▸ TASK BRIEF: Copy out the complete listing, word for word.

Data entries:
+++++
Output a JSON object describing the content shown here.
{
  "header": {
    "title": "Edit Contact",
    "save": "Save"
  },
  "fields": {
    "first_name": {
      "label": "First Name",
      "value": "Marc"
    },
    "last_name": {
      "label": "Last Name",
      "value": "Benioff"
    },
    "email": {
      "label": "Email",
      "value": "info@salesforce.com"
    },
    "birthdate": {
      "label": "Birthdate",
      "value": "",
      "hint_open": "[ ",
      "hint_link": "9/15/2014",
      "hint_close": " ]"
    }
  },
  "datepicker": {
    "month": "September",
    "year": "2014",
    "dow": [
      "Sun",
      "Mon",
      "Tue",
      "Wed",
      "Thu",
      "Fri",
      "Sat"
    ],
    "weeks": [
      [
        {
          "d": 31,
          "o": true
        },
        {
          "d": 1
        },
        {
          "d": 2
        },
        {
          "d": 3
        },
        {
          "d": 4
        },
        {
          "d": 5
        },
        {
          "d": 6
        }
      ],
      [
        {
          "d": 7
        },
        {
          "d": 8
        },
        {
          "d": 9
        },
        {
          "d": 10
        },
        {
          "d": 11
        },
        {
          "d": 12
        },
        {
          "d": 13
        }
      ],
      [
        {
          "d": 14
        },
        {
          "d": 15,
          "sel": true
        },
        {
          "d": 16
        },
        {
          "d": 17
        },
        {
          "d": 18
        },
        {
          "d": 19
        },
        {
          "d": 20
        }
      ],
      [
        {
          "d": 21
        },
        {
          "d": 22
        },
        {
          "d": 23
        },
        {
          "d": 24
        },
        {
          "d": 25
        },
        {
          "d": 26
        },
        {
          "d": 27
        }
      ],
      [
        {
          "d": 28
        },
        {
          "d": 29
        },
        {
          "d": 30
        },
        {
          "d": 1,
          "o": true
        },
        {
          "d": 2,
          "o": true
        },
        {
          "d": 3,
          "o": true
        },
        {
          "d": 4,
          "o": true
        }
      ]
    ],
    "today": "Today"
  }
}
+++++
▸ TASK ANSWER:
Output a JSON object describing the content shown here.
{
  "header": {
    "title": "Edit Contact",
    "save": "Save"
  },
  "fields": {
    "first_name": {
      "label": "First Name",
      "value": "Marc"
    },
    "last_name": {
      "label": "Last Name",
      "value": "Benioff"
    },
    "email": {
      "label": "Email",
      "value": "info@salesforce.com"
    },
    "birthdate": {
      "label": "Birthdate",
      "value": "",
      "hint_open": "[ ",
      "hint_link": "9/15/2014",
      "hint_close": " ]"
    }
  },
  "datepicker": {
    "month": "September",
    "year": "2014",
    "dow": [
      "Sun",
      "Mon",
      "Tue",
      "Wed",
      "Thu",
      "Fri",
      "Sat"
    ],
    "weeks": [
      [
        {
          "d": 31,
          "o": true
        },
        {
          "d": 1
        },
        {
          "d": 2
        },
        {
          "d": 3
        },
        {
          "d": 4
        },
        {
          "d": 5
        },
        {
          "d": 6
        }
      ],
      [
        {
          "d": 7
        },
        {
          "d": 8
        },
        {
          "d": 9
        },
        {
          "d": 10
        },
        {
          "d": 11
        },
        {
          "d": 12
        },
        {
          "d": 13
        }
      ],
      [
        {
          "d": 14
        },
        {
          "d": 15,
          "sel": true
        },
        {
          "d": 16
        },
        {
          "d": 17
        },
        {
          "d": 18
        },
        {
          "d": 19
        },
        {
          "d": 20
        }
      ],
      [
        {
          "d": 21
        },
        {
          "d": 22
        },
        {
          "d": 23
        },
        {
          "d": 24
        },
        {
          "d": 25
        },
        {
          "d": 26
        },
        {
          "d": 27
        }
      ],
      [
        {
          "d": 28
        },
        {
          "d": 29
        },
        {
          "d": 30
        },
        {
          "d": 1,
          "o": true
        },
        {
          "d": 2,
          "o": true
        },
        {
          "d": 3,
          "o": true
        },
        {
          "d": 4,
          "o": true
        }
      ]
    ],
    "today": "Today"
  }
}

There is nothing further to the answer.